◆ Written instruction: Work out how many lines in the listing below include the word "meses". Give nothing but the number.

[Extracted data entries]
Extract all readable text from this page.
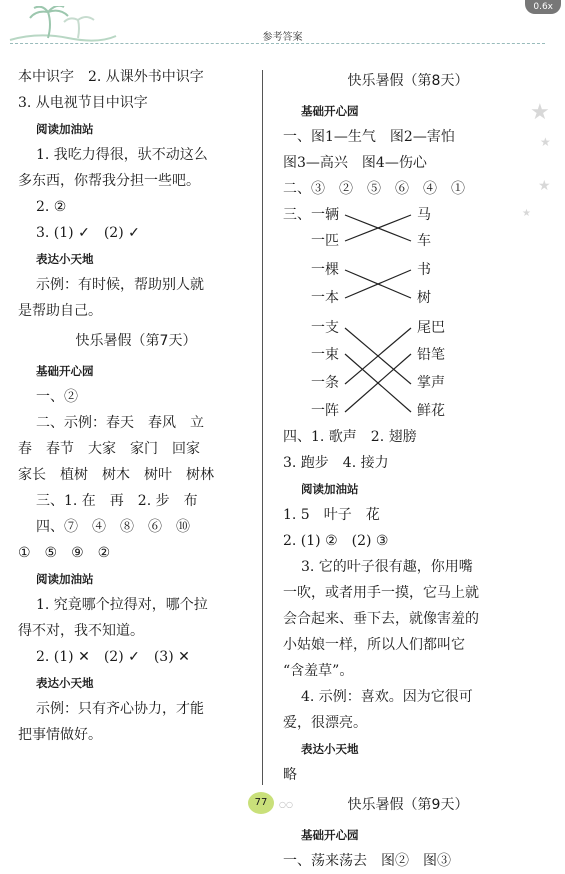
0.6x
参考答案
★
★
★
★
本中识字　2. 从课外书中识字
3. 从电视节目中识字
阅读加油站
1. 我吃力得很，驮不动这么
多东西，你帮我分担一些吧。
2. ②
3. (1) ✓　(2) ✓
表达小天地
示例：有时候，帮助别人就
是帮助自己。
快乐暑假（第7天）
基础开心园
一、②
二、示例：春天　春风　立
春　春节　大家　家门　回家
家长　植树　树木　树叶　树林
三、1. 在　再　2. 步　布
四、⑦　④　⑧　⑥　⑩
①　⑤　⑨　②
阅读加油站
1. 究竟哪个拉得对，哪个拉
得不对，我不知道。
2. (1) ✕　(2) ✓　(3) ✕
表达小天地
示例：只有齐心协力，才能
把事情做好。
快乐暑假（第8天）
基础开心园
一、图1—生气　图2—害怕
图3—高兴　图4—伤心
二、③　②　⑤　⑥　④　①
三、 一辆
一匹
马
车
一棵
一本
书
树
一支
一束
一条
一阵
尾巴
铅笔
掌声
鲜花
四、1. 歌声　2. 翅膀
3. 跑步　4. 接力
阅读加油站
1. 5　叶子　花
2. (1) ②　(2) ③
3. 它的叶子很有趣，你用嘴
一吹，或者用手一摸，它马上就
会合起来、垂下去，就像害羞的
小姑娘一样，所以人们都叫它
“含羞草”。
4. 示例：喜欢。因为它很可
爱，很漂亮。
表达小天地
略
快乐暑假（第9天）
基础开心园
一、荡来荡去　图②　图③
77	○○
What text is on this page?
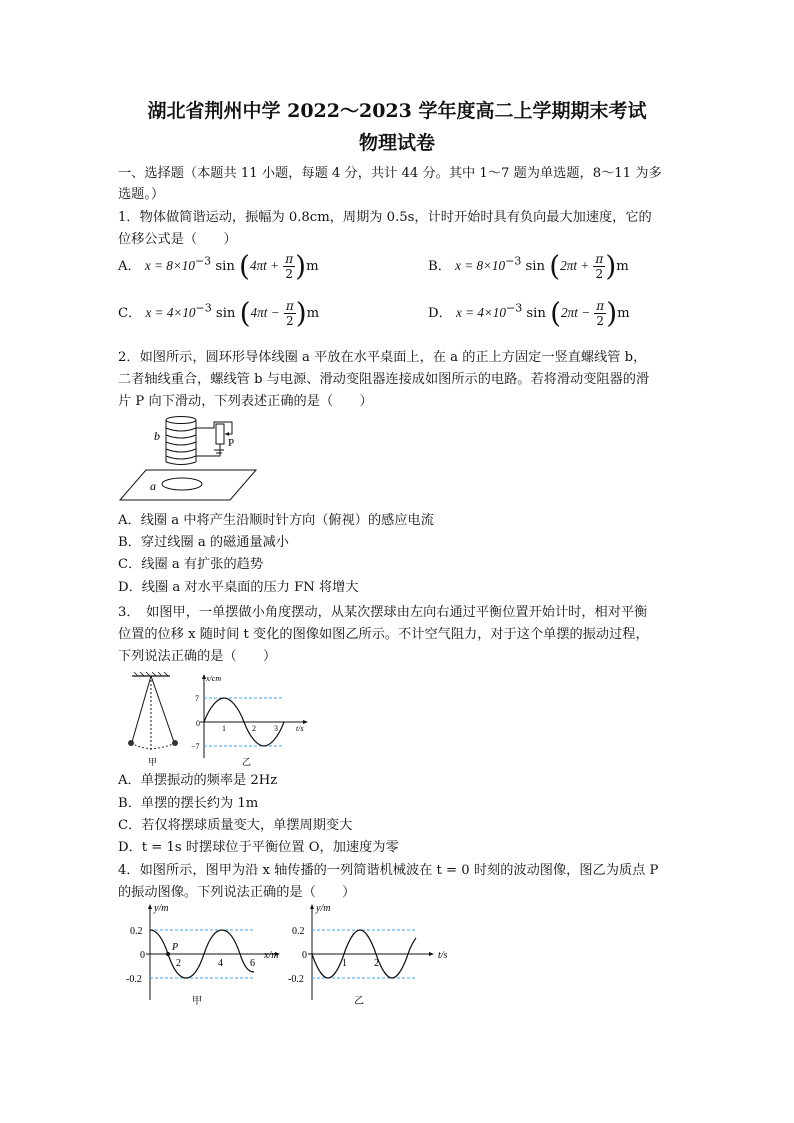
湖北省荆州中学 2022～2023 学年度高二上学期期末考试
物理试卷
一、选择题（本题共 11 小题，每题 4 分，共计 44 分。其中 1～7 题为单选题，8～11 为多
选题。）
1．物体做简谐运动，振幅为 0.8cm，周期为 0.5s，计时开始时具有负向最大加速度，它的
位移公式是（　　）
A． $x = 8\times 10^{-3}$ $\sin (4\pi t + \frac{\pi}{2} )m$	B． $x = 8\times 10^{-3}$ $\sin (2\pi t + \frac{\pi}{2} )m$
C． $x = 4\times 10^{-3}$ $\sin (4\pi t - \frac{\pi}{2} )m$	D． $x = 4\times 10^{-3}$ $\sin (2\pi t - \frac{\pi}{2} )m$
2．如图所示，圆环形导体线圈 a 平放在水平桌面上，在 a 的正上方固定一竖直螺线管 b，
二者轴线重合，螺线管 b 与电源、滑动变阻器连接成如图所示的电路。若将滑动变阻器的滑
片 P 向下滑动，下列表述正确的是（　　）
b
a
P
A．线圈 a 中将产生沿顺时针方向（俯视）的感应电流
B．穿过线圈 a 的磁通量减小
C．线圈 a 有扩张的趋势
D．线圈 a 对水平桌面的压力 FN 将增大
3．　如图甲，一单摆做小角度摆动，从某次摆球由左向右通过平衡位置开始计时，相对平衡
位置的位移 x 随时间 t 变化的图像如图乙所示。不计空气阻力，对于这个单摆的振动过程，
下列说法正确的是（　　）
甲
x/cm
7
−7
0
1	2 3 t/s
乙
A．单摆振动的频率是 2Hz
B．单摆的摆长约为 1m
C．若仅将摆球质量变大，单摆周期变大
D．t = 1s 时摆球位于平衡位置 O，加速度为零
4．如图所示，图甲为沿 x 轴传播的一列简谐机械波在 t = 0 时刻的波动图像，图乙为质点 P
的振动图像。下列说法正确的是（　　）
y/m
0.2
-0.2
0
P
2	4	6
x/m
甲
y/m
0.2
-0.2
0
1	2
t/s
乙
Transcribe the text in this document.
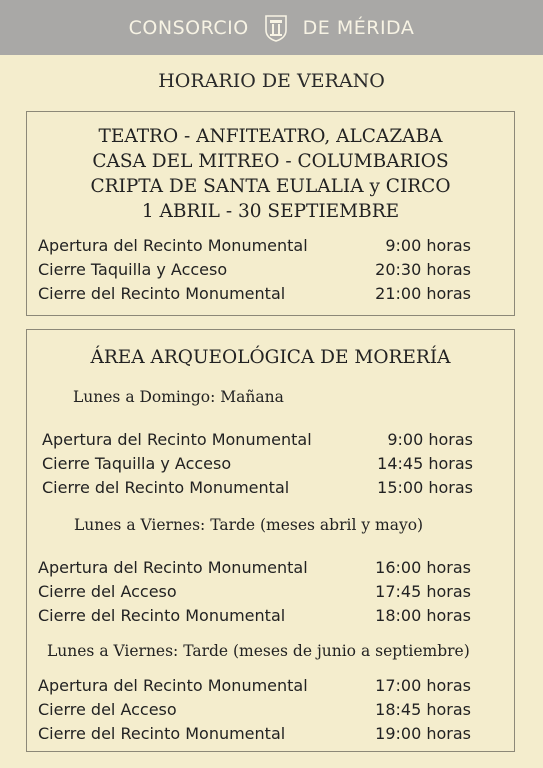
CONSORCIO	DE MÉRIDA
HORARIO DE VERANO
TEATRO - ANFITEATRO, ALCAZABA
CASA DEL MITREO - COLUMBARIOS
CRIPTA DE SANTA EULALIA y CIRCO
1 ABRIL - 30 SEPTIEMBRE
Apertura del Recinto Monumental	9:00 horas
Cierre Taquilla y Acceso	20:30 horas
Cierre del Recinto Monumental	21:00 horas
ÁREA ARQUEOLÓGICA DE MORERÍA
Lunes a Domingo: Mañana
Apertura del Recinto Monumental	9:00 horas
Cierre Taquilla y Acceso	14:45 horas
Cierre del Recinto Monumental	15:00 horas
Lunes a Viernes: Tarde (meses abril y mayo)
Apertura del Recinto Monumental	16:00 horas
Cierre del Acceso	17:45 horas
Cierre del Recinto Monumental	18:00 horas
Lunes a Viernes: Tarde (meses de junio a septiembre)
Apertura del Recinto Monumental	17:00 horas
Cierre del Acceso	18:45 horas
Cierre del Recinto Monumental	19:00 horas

◆ Exercise answer: 2